Exercise aim:
List, from the lines below, each one with "Columbia" in it.

Extracted material:
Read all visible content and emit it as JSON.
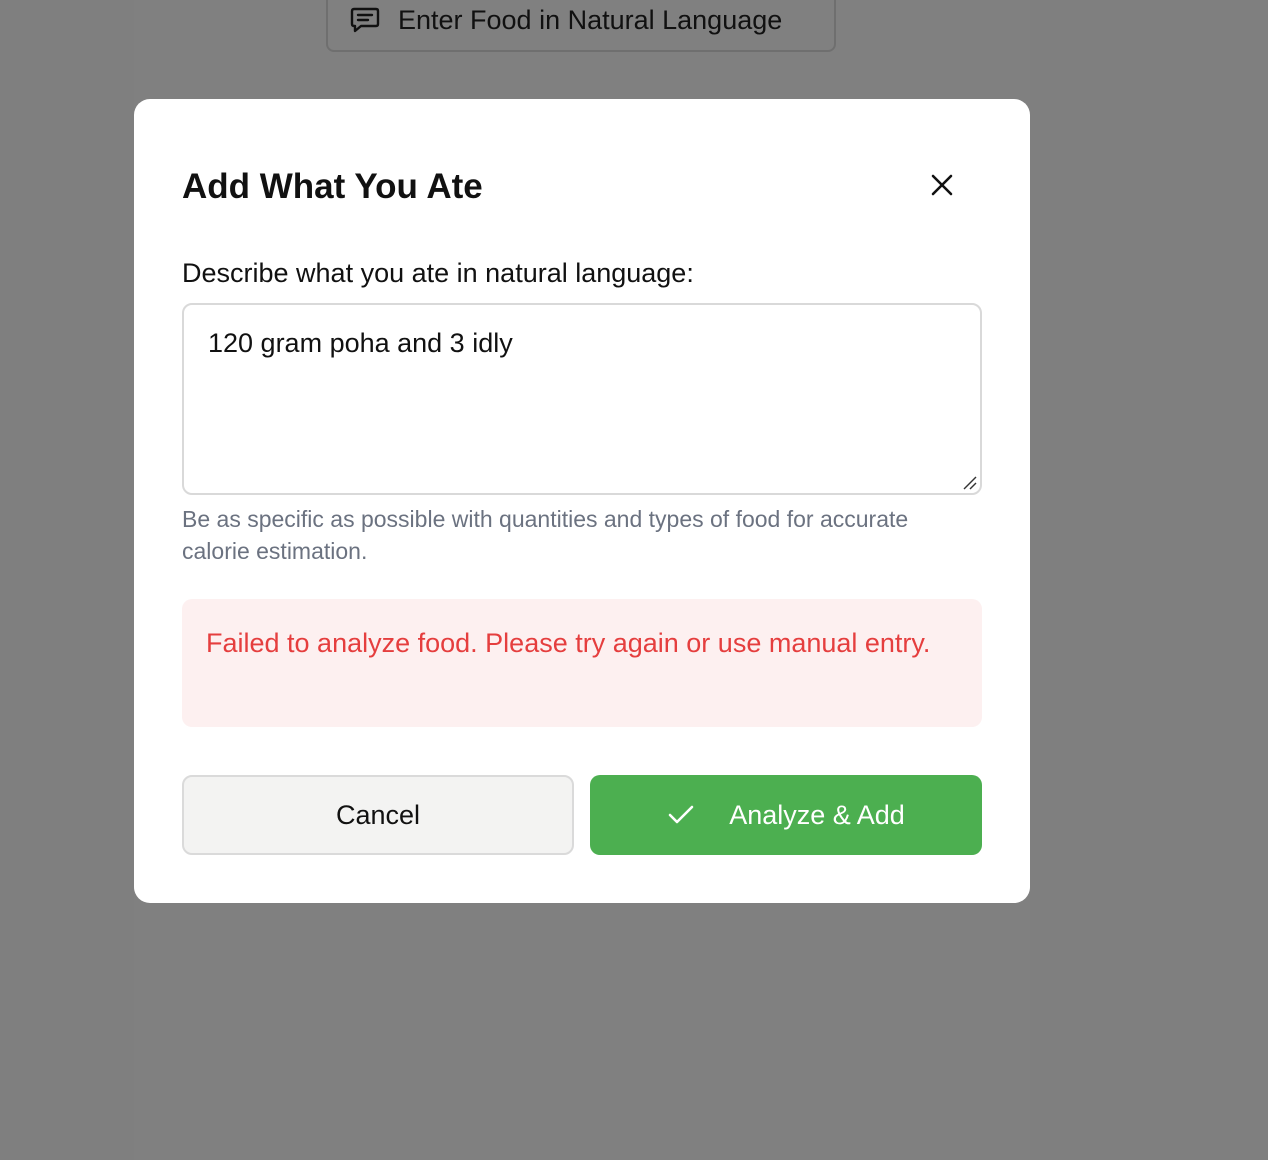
{
  "background": {
    "enter_food_button_label": "Enter Food in Natural Language",
    "overlay_color": "#7f7f7f"
  },
  "modal": {
    "title": "Add What You Ate",
    "close_icon": "close-icon",
    "field_label": "Describe what you ate in natural language:",
    "input_value": "120 gram poha and 3 idly",
    "hint": "Be as specific as possible with quantities and types of food for accurate calorie estimation.",
    "error_message": "Failed to analyze food. Please try again or use manual entry.",
    "cancel_label": "Cancel",
    "submit_label": "Analyze & Add",
    "submit_icon": "check-icon"
  },
  "colors": {
    "primary": "#4caf50",
    "error_text": "#e53e3e",
    "error_bg": "#fdf0f0",
    "hint_text": "#6b7280"
  }
}
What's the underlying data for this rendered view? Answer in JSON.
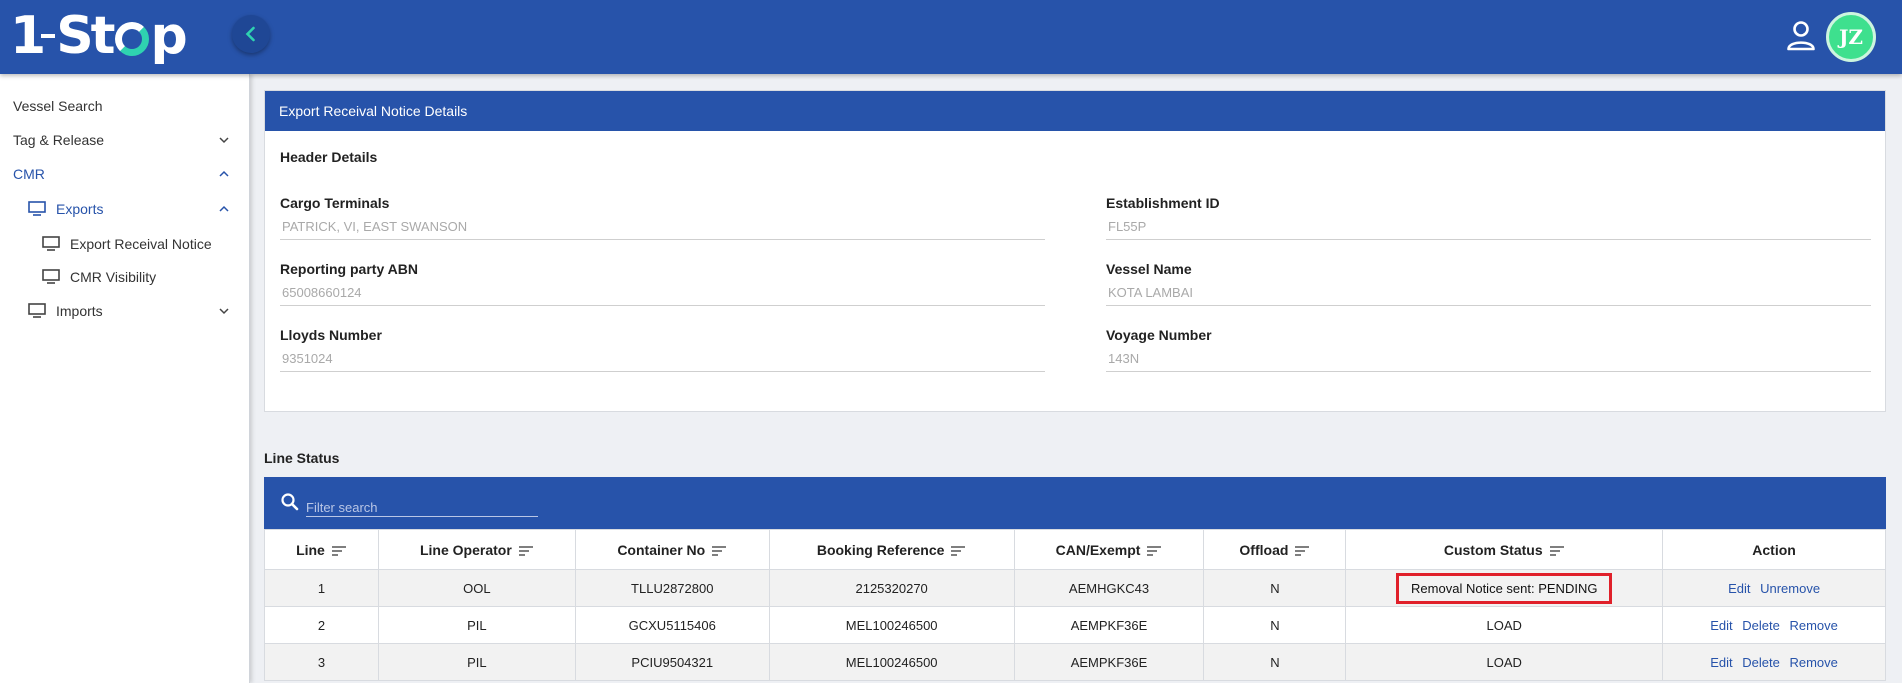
{
  "app": {
    "logo_text_a": "1",
    "logo_text_b": "St",
    "logo_text_c": "p",
    "avatar_initials": "JZ"
  },
  "sidebar": {
    "items": [
      {
        "label": "Vessel Search"
      },
      {
        "label": "Tag & Release"
      },
      {
        "label": "CMR"
      },
      {
        "label": "Exports"
      },
      {
        "label": "Export Receival Notice"
      },
      {
        "label": "CMR Visibility"
      },
      {
        "label": "Imports"
      }
    ]
  },
  "card": {
    "title": "Export Receival Notice Details",
    "section": "Header Details",
    "fields": [
      {
        "label": "Cargo Terminals",
        "value": "PATRICK, VI, EAST SWANSON"
      },
      {
        "label": "Establishment ID",
        "value": "FL55P"
      },
      {
        "label": "Reporting party ABN",
        "value": "65008660124"
      },
      {
        "label": "Vessel Name",
        "value": "KOTA LAMBAI"
      },
      {
        "label": "Lloyds Number",
        "value": "9351024"
      },
      {
        "label": "Voyage Number",
        "value": "143N"
      }
    ]
  },
  "line_status": {
    "title": "Line Status",
    "filter_placeholder": "Filter search",
    "columns": [
      "Line",
      "Line Operator",
      "Container No",
      "Booking Reference",
      "CAN/Exempt",
      "Offload",
      "Custom Status",
      "Action"
    ],
    "rows": [
      {
        "line": "1",
        "operator": "OOL",
        "container": "TLLU2872800",
        "booking": "2125320270",
        "can": "AEMHGKC43",
        "offload": "N",
        "status": "Removal Notice sent: PENDING",
        "actions": [
          "Edit",
          "Unremove"
        ]
      },
      {
        "line": "2",
        "operator": "PIL",
        "container": "GCXU5115406",
        "booking": "MEL100246500",
        "can": "AEMPKF36E",
        "offload": "N",
        "status": "LOAD",
        "actions": [
          "Edit",
          "Delete",
          "Remove"
        ]
      },
      {
        "line": "3",
        "operator": "PIL",
        "container": "PCIU9504321",
        "booking": "MEL100246500",
        "can": "AEMPKF36E",
        "offload": "N",
        "status": "LOAD",
        "actions": [
          "Edit",
          "Delete",
          "Remove"
        ]
      }
    ]
  },
  "colors": {
    "primary": "#2753aa",
    "accent": "#2fd3b0",
    "avatar": "#3ee08e",
    "highlight_border": "#e0202a"
  },
  "icons": [
    "back-chevron-icon",
    "user-icon",
    "chevron-down-icon",
    "chevron-up-icon",
    "monitor-icon",
    "search-icon",
    "sort-icon"
  ]
}
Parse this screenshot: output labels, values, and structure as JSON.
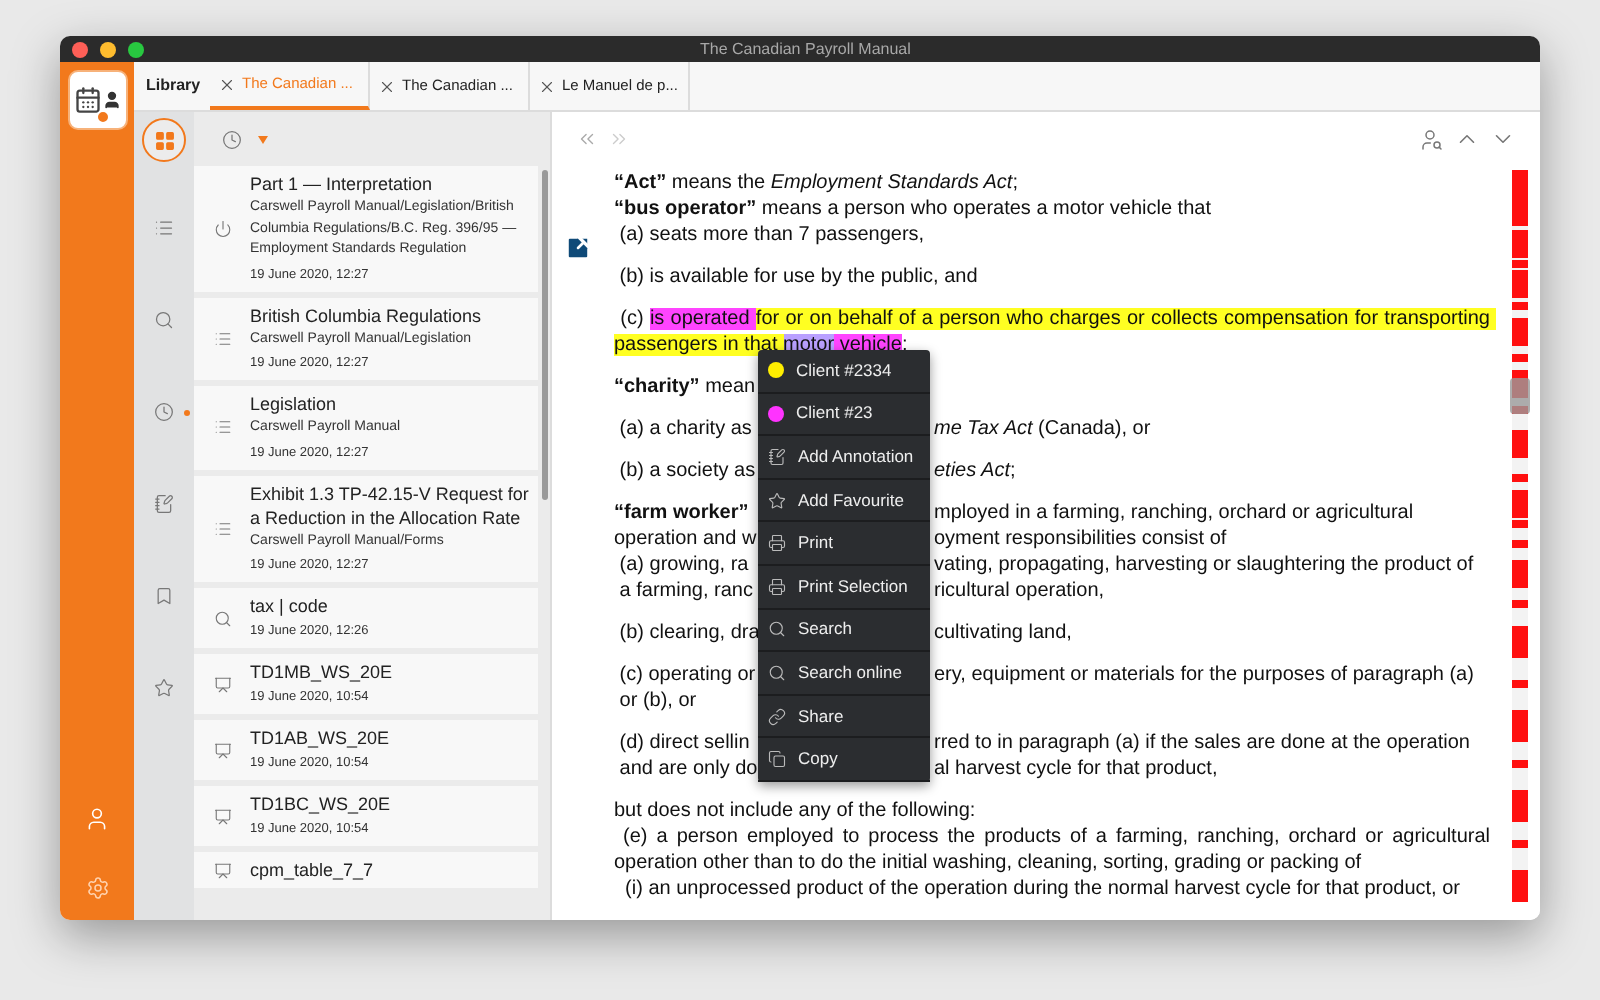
{
  "window": {
    "title": "The Canadian Payroll Manual"
  },
  "tabs": [
    {
      "label": "Library",
      "kind": "home",
      "selected": false
    },
    {
      "label": "The Canadian ...",
      "kind": "doc",
      "selected": true
    },
    {
      "label": "The Canadian ...",
      "kind": "doc",
      "selected": false
    },
    {
      "label": "Le Manuel de p...",
      "kind": "doc",
      "selected": false
    }
  ],
  "nav": [
    {
      "kind": "grid",
      "selected": true,
      "dot": false
    },
    {
      "kind": "list",
      "selected": false,
      "dot": false
    },
    {
      "kind": "search",
      "selected": false,
      "dot": false
    },
    {
      "kind": "history",
      "selected": false,
      "dot": true
    },
    {
      "kind": "annotation",
      "selected": false,
      "dot": false
    },
    {
      "kind": "bookmark",
      "selected": false,
      "dot": false
    },
    {
      "kind": "favourite",
      "selected": false,
      "dot": false
    }
  ],
  "library": {
    "items": [
      {
        "kind": "history",
        "title": "Part 1 — Interpretation",
        "path": "Carswell Payroll Manual/Legislation/British Columbia Regulations/B.C. Reg. 396/95 — Employment Standards Regulation",
        "date": "19 June 2020, 12:27"
      },
      {
        "kind": "list",
        "title": "British Columbia Regulations",
        "path": "Carswell Payroll Manual/Legislation",
        "date": "19 June 2020, 12:27"
      },
      {
        "kind": "list",
        "title": "Legislation",
        "path": "Carswell Payroll Manual",
        "date": "19 June 2020, 12:27"
      },
      {
        "kind": "list",
        "title": "Exhibit 1.3 TP-42.15-V Request for a Reduction in the Allocation Rate",
        "path": "Carswell Payroll Manual/Forms",
        "date": "19 June 2020, 12:27"
      },
      {
        "kind": "search",
        "title": "tax | code",
        "date": "19 June 2020, 12:26"
      },
      {
        "kind": "form",
        "title": "TD1MB_WS_20E",
        "date": "19 June 2020, 10:54"
      },
      {
        "kind": "form",
        "title": "TD1AB_WS_20E",
        "date": "19 June 2020, 10:54"
      },
      {
        "kind": "form",
        "title": "TD1BC_WS_20E",
        "date": "19 June 2020, 10:54"
      },
      {
        "kind": "form",
        "title": "cpm_table_7_7"
      }
    ]
  },
  "document": {
    "blocks": [
      {
        "lines": [
          {
            "kind": "text",
            "text": "**“Act”** means the *Employment Standards Act*;"
          },
          {
            "kind": "text",
            "text": "**“bus operator”** means a person who operates a motor vehicle that"
          },
          {
            "kind": "text",
            "text": " (a) seats more than 7 passengers,"
          }
        ]
      },
      {
        "lines": [
          {
            "kind": "text",
            "text": " (b) is available for use by the public, and"
          }
        ]
      },
      {
        "lines": [
          {
            "kind": "marked",
            "segments": [
              {
                "text": " (c) "
              },
              {
                "text": "is operated ",
                "color": "#ff44ff"
              },
              {
                "text": "for or on behalf of a person who charges or collects compensation for transporting passengers in that ",
                "color": "#ffff22"
              },
              {
                "text": "motor",
                "color": "#b9a0ff"
              },
              {
                "text": " vehicle",
                "color": "#ff44ff"
              },
              {
                "text": ";"
              }
            ]
          }
        ]
      },
      {
        "lines": [
          {
            "kind": "split",
            "left": "**“charity”** mean"
          }
        ]
      },
      {
        "lines": [
          {
            "kind": "split",
            "left": " (a) a charity as",
            "right": "*me Tax Act* (Canada), or"
          }
        ]
      },
      {
        "lines": [
          {
            "kind": "split",
            "left": " (b) a society as",
            "right": "*eties Act*;"
          }
        ]
      },
      {
        "lines": [
          {
            "kind": "split",
            "left": "**“farm worker”**",
            "right": "mployed in a farming, ranching, orchard or agricultural"
          },
          {
            "kind": "split",
            "left": "operation and w",
            "right": "oyment responsibilities consist of"
          },
          {
            "kind": "split",
            "left": " (a) growing, ra",
            "right": "vating, propagating, harvesting or slaughtering the product of"
          },
          {
            "kind": "split",
            "left": " a farming, ranc",
            "right": "ricultural operation,"
          }
        ]
      },
      {
        "lines": [
          {
            "kind": "split",
            "left": " (b) clearing, dra",
            "right": "cultivating land,"
          }
        ]
      },
      {
        "lines": [
          {
            "kind": "split",
            "left": " (c) operating or",
            "right": "ery, equipment or materials for the purposes of paragraph (a)"
          },
          {
            "kind": "text",
            "text": " or (b), or"
          }
        ]
      },
      {
        "lines": [
          {
            "kind": "split",
            "left": " (d) direct sellin",
            "right": "rred to in paragraph (a) if the sales are done at the operation"
          },
          {
            "kind": "split",
            "left": " and are only do",
            "right": "al harvest cycle for that product,"
          }
        ]
      },
      {
        "lines": [
          {
            "kind": "text",
            "text": "but does not include any of the following:"
          },
          {
            "kind": "justified",
            "text": " (e) a person employed to process the products of a farming, ranching, orchard or agricultural operation other than to do the initial washing, cleaning, sorting, grading or packing of"
          },
          {
            "kind": "text",
            "text": "  (i) an unprocessed product of the operation during the normal harvest cycle for that product, or"
          }
        ]
      }
    ]
  },
  "context_menu": {
    "items": [
      {
        "kind": "client",
        "label": "Client #2334",
        "color": "#ffee00"
      },
      {
        "kind": "client",
        "label": "Client #23",
        "color": "#ff33ff"
      },
      {
        "kind": "annotation",
        "label": "Add Annotation"
      },
      {
        "kind": "favourite",
        "label": "Add Favourite"
      },
      {
        "kind": "print",
        "label": "Print"
      },
      {
        "kind": "print",
        "label": "Print Selection"
      },
      {
        "kind": "search",
        "label": "Search"
      },
      {
        "kind": "search",
        "label": "Search online"
      },
      {
        "kind": "share",
        "label": "Share"
      },
      {
        "kind": "copy",
        "label": "Copy"
      }
    ]
  }
}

The response:
        "path": "Carswell Payroll Manual/Legislation/British Columbia Regulations/B.C. Reg. 396/95 — Employment Standards Regulation",
        "title": "British Columbia Regulations",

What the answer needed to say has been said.